■ **RECORD LIST**:
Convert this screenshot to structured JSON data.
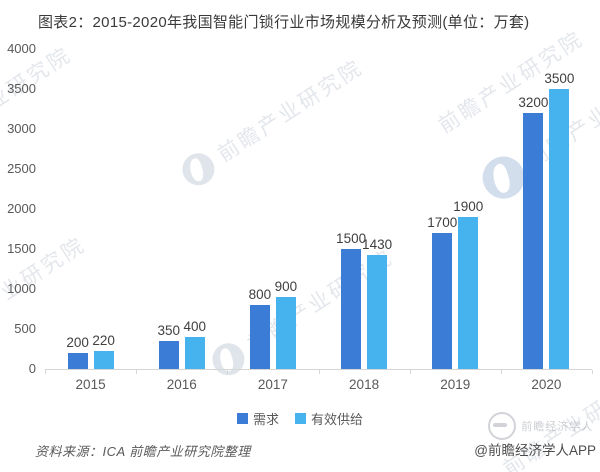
{
  "title": "图表2：2015-2020年我国智能门锁行业市场规模分析及预测(单位：万套)",
  "watermark": {
    "text": "前瞻产业研究院"
  },
  "colors": {
    "demand": "#3b7cd6",
    "supply": "#46b3ee",
    "axis": "#d6d6d6",
    "value_label": "#404040",
    "tick_label": "#595959"
  },
  "chart_data": {
    "type": "bar",
    "title": "图表2：2015-2020年我国智能门锁行业市场规模分析及预测",
    "unit": "万套",
    "categories": [
      "2015",
      "2016",
      "2017",
      "2018",
      "2019",
      "2020"
    ],
    "series": [
      {
        "name": "需求",
        "color": "#3b7cd6",
        "values": [
          200,
          350,
          800,
          1500,
          1700,
          3200
        ]
      },
      {
        "name": "有效供给",
        "color": "#46b3ee",
        "values": [
          220,
          400,
          900,
          1430,
          1900,
          3500
        ]
      }
    ],
    "ylim": [
      0,
      4000
    ],
    "yticks": [
      0,
      500,
      1000,
      1500,
      2000,
      2500,
      3000,
      3500,
      4000
    ],
    "grid": false,
    "legend_position": "bottom",
    "data_labels": true
  },
  "footer": {
    "source_note": "资料来源：ICA 前瞻产业研究院整理",
    "brand": "@前瞻经济学人APP",
    "brand_faint": "前瞻经济学人"
  }
}
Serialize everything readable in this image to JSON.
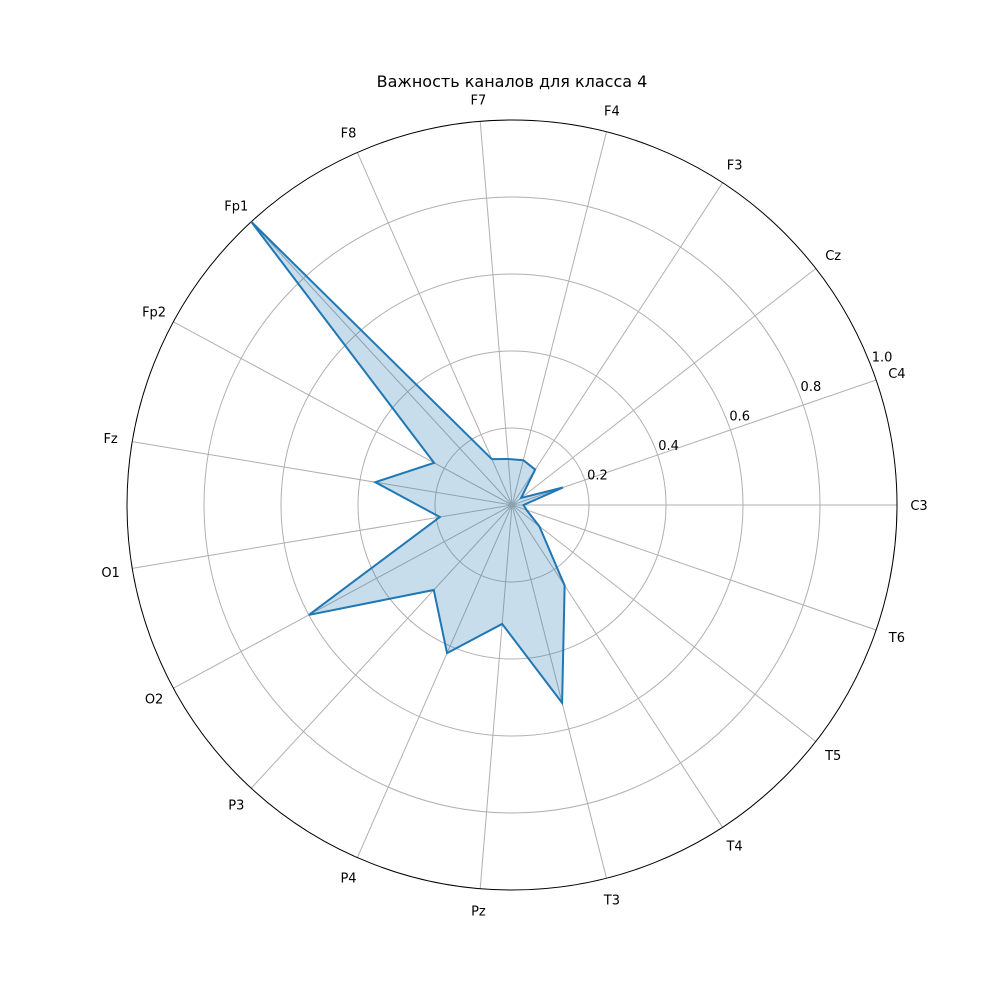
{
  "chart_data": {
    "type": "radar",
    "title": "Важность каналов для класса 4",
    "categories": [
      "C3",
      "C4",
      "Cz",
      "F3",
      "F4",
      "F7",
      "F8",
      "Fp1",
      "Fp2",
      "Fz",
      "O1",
      "O2",
      "P3",
      "P4",
      "Pz",
      "T3",
      "T4",
      "T5",
      "T6"
    ],
    "series": [
      {
        "values": [
          0.03,
          0.14,
          0.03,
          0.11,
          0.12,
          0.12,
          0.13,
          1.0,
          0.23,
          0.36,
          0.19,
          0.6,
          0.3,
          0.42,
          0.31,
          0.53,
          0.25,
          0.09,
          0.04
        ],
        "color": "#1f77b4",
        "fill": "#1f77b4",
        "fill_opacity": 0.25
      }
    ],
    "r_ticks": [
      "0.2",
      "0.4",
      "0.6",
      "0.8",
      "1.0"
    ],
    "rlim": [
      0,
      1.0
    ],
    "grid": true,
    "direction": "counterclockwise",
    "start_category_position": "right",
    "colors": {
      "line": "#1f77b4",
      "grid": "#b0b0b0",
      "frame": "#000000"
    }
  }
}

■ **SHORT TASK**: Repeat the records above exactly, leaving out the pictures.

■ **TASK SOLUTION**:
Convert this screenshot to structured JSON data.
{
  "title": "图表2：2015-2020年我国智能门锁行业市场规模分析及预测(单位：万套)",
  "watermark": {
    "text": "前瞻产业研究院"
  },
  "colors": {
    "demand": "#3b7cd6",
    "supply": "#46b3ee",
    "axis": "#d6d6d6",
    "value_label": "#404040",
    "tick_label": "#595959"
  },
  "chart_data": {
    "type": "bar",
    "title": "图表2：2015-2020年我国智能门锁行业市场规模分析及预测",
    "unit": "万套",
    "categories": [
      "2015",
      "2016",
      "2017",
      "2018",
      "2019",
      "2020"
    ],
    "series": [
      {
        "name": "需求",
        "color": "#3b7cd6",
        "values": [
          200,
          350,
          800,
          1500,
          1700,
          3200
        ]
      },
      {
        "name": "有效供给",
        "color": "#46b3ee",
        "values": [
          220,
          400,
          900,
          1430,
          1900,
          3500
        ]
      }
    ],
    "ylim": [
      0,
      4000
    ],
    "yticks": [
      0,
      500,
      1000,
      1500,
      2000,
      2500,
      3000,
      3500,
      4000
    ],
    "grid": false,
    "legend_position": "bottom",
    "data_labels": true
  },
  "footer": {
    "source_note": "资料来源：ICA 前瞻产业研究院整理",
    "brand": "@前瞻经济学人APP",
    "brand_faint": "前瞻经济学人"
  }
}
Serialize everything readable in this image to JSON.
{
  "chart_data": {
    "type": "radar",
    "title": "Важность каналов для класса 4",
    "categories": [
      "C3",
      "C4",
      "Cz",
      "F3",
      "F4",
      "F7",
      "F8",
      "Fp1",
      "Fp2",
      "Fz",
      "O1",
      "O2",
      "P3",
      "P4",
      "Pz",
      "T3",
      "T4",
      "T5",
      "T6"
    ],
    "series": [
      {
        "values": [
          0.03,
          0.14,
          0.03,
          0.11,
          0.12,
          0.12,
          0.13,
          1.0,
          0.23,
          0.36,
          0.19,
          0.6,
          0.3,
          0.42,
          0.31,
          0.53,
          0.25,
          0.09,
          0.04
        ],
        "color": "#1f77b4",
        "fill": "#1f77b4",
        "fill_opacity": 0.25
      }
    ],
    "r_ticks": [
      "0.2",
      "0.4",
      "0.6",
      "0.8",
      "1.0"
    ],
    "rlim": [
      0,
      1.0
    ],
    "grid": true,
    "direction": "counterclockwise",
    "start_category_position": "right",
    "colors": {
      "line": "#1f77b4",
      "grid": "#b0b0b0",
      "frame": "#000000"
    }
  }
}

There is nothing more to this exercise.